Repeat the whole of the data, keeping every detail the same.
## START Data in this exercise
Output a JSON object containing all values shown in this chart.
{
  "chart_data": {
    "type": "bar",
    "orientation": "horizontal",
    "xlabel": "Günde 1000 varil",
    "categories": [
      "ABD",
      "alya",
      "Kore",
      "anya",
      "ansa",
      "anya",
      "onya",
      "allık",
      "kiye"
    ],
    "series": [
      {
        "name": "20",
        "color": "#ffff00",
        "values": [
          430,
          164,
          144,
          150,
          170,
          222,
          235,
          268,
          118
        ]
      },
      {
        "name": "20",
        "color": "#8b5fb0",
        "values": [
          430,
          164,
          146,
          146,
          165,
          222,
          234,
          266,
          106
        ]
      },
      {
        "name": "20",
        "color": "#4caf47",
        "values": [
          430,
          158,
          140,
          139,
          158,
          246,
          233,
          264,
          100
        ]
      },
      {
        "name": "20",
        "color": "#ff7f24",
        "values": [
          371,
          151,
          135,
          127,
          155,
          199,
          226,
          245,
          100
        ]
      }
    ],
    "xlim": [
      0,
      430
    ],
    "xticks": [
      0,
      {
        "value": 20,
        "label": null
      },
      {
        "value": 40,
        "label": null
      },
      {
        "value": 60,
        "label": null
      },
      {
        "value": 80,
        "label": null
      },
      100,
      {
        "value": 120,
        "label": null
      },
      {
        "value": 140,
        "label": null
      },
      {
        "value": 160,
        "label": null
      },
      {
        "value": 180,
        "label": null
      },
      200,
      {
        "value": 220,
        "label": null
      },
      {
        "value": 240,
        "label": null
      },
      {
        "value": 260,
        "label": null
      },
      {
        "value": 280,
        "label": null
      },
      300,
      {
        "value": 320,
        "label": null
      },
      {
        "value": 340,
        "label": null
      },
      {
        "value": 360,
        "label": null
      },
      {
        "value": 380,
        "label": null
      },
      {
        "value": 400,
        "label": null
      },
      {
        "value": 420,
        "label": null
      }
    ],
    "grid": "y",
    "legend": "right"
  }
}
## END Data in this exercise
**Solution**
Output a JSON object containing all values shown in this chart.
{
  "chart_data": {
    "type": "bar",
    "orientation": "horizontal",
    "xlabel": "Günde 1000 varil",
    "categories": [
      "ABD",
      "alya",
      "Kore",
      "anya",
      "ansa",
      "anya",
      "onya",
      "allık",
      "kiye"
    ],
    "series": [
      {
        "name": "20",
        "color": "#ffff00",
        "values": [
          430,
          164,
          144,
          150,
          170,
          222,
          235,
          268,
          118
        ]
      },
      {
        "name": "20",
        "color": "#8b5fb0",
        "values": [
          430,
          164,
          146,
          146,
          165,
          222,
          234,
          266,
          106
        ]
      },
      {
        "name": "20",
        "color": "#4caf47",
        "values": [
          430,
          158,
          140,
          139,
          158,
          246,
          233,
          264,
          100
        ]
      },
      {
        "name": "20",
        "color": "#ff7f24",
        "values": [
          371,
          151,
          135,
          127,
          155,
          199,
          226,
          245,
          100
        ]
      }
    ],
    "xlim": [
      0,
      430
    ],
    "xticks": [
      0,
      {
        "value": 20,
        "label": null
      },
      {
        "value": 40,
        "label": null
      },
      {
        "value": 60,
        "label": null
      },
      {
        "value": 80,
        "label": null
      },
      100,
      {
        "value": 120,
        "label": null
      },
      {
        "value": 140,
        "label": null
      },
      {
        "value": 160,
        "label": null
      },
      {
        "value": 180,
        "label": null
      },
      200,
      {
        "value": 220,
        "label": null
      },
      {
        "value": 240,
        "label": null
      },
      {
        "value": 260,
        "label": null
      },
      {
        "value": 280,
        "label": null
      },
      300,
      {
        "value": 320,
        "label": null
      },
      {
        "value": 340,
        "label": null
      },
      {
        "value": 360,
        "label": null
      },
      {
        "value": 380,
        "label": null
      },
      {
        "value": 400,
        "label": null
      },
      {
        "value": 420,
        "label": null
      }
    ],
    "grid": "y",
    "legend": "right"
  }
}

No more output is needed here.